## To be done
Would you set down every entry shown below, precisely as written?

## Given data
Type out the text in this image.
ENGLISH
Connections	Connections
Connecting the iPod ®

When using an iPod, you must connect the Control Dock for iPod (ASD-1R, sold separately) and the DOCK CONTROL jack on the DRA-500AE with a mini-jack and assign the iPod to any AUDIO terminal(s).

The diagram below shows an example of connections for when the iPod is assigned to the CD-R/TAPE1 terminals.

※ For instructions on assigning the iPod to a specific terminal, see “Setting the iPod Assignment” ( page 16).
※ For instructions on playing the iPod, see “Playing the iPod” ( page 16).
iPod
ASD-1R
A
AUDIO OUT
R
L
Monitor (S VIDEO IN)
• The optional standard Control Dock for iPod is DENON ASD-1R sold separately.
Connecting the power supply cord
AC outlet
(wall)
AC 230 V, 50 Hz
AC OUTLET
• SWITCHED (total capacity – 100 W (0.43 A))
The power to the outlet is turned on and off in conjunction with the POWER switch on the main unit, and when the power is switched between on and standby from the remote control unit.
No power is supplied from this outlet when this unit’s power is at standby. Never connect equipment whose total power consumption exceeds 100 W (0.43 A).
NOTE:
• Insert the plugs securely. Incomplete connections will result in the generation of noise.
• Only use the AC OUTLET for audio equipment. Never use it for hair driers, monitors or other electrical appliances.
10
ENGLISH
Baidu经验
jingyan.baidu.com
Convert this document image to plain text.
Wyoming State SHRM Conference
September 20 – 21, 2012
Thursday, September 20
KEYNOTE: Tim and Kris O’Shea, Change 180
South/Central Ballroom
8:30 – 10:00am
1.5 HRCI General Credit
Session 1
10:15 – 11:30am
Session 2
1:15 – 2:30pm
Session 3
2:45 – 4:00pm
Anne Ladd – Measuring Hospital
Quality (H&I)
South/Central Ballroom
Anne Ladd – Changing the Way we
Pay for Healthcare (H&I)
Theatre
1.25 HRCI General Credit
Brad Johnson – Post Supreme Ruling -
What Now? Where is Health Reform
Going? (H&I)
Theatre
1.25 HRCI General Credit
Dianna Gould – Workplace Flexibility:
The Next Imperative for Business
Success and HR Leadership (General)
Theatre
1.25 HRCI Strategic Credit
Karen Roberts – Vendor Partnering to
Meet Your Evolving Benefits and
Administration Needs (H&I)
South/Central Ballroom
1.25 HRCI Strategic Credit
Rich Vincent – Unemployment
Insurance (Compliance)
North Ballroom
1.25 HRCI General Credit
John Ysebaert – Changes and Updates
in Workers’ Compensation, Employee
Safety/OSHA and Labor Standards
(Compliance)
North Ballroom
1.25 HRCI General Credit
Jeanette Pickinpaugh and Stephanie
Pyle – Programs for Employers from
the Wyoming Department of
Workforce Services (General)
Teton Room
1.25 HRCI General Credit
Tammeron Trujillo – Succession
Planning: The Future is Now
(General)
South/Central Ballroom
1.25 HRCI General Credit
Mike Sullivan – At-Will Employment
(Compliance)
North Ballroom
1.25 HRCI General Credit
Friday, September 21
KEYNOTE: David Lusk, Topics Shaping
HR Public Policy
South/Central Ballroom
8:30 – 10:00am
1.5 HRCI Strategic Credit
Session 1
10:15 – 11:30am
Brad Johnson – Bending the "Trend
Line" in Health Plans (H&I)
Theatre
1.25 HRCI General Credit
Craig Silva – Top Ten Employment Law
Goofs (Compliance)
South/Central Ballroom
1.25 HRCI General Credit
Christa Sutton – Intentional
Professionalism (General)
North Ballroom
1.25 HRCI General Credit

## Output for this exercise
Type out the text in this image.
ENGLISH
Connections	Connections
Connecting the iPod ®

When using an iPod, you must connect the Control Dock for iPod (ASD-1R, sold separately) and the DOCK CONTROL jack on the DRA-500AE with a mini-jack and assign the iPod to any AUDIO terminal(s).

The diagram below shows an example of connections for when the iPod is assigned to the CD-R/TAPE1 terminals.

※ For instructions on assigning the iPod to a specific terminal, see “Setting the iPod Assignment” ( page 16).
※ For instructions on playing the iPod, see “Playing the iPod” ( page 16).
iPod
ASD-1R
A
AUDIO OUT
R
L
Monitor (S VIDEO IN)
• The optional standard Control Dock for iPod is DENON ASD-1R sold separately.
Connecting the power supply cord
AC outlet
(wall)
AC 230 V, 50 Hz
AC OUTLET
• SWITCHED (total capacity – 100 W (0.43 A))
The power to the outlet is turned on and off in conjunction with the POWER switch on the main unit, and when the power is switched between on and standby from the remote control unit.
No power is supplied from this outlet when this unit’s power is at standby. Never connect equipment whose total power consumption exceeds 100 W (0.43 A).
NOTE:
• Insert the plugs securely. Incomplete connections will result in the generation of noise.
• Only use the AC OUTLET for audio equipment. Never use it for hair driers, monitors or other electrical appliances.
10
ENGLISH
Baidu经验
jingyan.baidu.com
Convert this document image to plain text.
Wyoming State SHRM Conference
September 20 – 21, 2012
Thursday, September 20
KEYNOTE: Tim and Kris O’Shea, Change 180
South/Central Ballroom
8:30 – 10:00am
1.5 HRCI General Credit
Session 1
10:15 – 11:30am
Session 2
1:15 – 2:30pm
Session 3
2:45 – 4:00pm
Anne Ladd – Measuring Hospital
Quality (H&I)
South/Central Ballroom
Anne Ladd – Changing the Way we
Pay for Healthcare (H&I)
Theatre
1.25 HRCI General Credit
Brad Johnson – Post Supreme Ruling -
What Now? Where is Health Reform
Going? (H&I)
Theatre
1.25 HRCI General Credit
Dianna Gould – Workplace Flexibility:
The Next Imperative for Business
Success and HR Leadership (General)
Theatre
1.25 HRCI Strategic Credit
Karen Roberts – Vendor Partnering to
Meet Your Evolving Benefits and
Administration Needs (H&I)
South/Central Ballroom
1.25 HRCI Strategic Credit
Rich Vincent – Unemployment
Insurance (Compliance)
North Ballroom
1.25 HRCI General Credit
John Ysebaert – Changes and Updates
in Workers’ Compensation, Employee
Safety/OSHA and Labor Standards
(Compliance)
North Ballroom
1.25 HRCI General Credit
Jeanette Pickinpaugh and Stephanie
Pyle – Programs for Employers from
the Wyoming Department of
Workforce Services (General)
Teton Room
1.25 HRCI General Credit
Tammeron Trujillo – Succession
Planning: The Future is Now
(General)
South/Central Ballroom
1.25 HRCI General Credit
Mike Sullivan – At-Will Employment
(Compliance)
North Ballroom
1.25 HRCI General Credit
Friday, September 21
KEYNOTE: David Lusk, Topics Shaping
HR Public Policy
South/Central Ballroom
8:30 – 10:00am
1.5 HRCI Strategic Credit
Session 1
10:15 – 11:30am
Brad Johnson – Bending the "Trend
Line" in Health Plans (H&I)
Theatre
1.25 HRCI General Credit
Craig Silva – Top Ten Employment Law
Goofs (Compliance)
South/Central Ballroom
1.25 HRCI General Credit
Christa Sutton – Intentional
Professionalism (General)
North Ballroom
1.25 HRCI General Credit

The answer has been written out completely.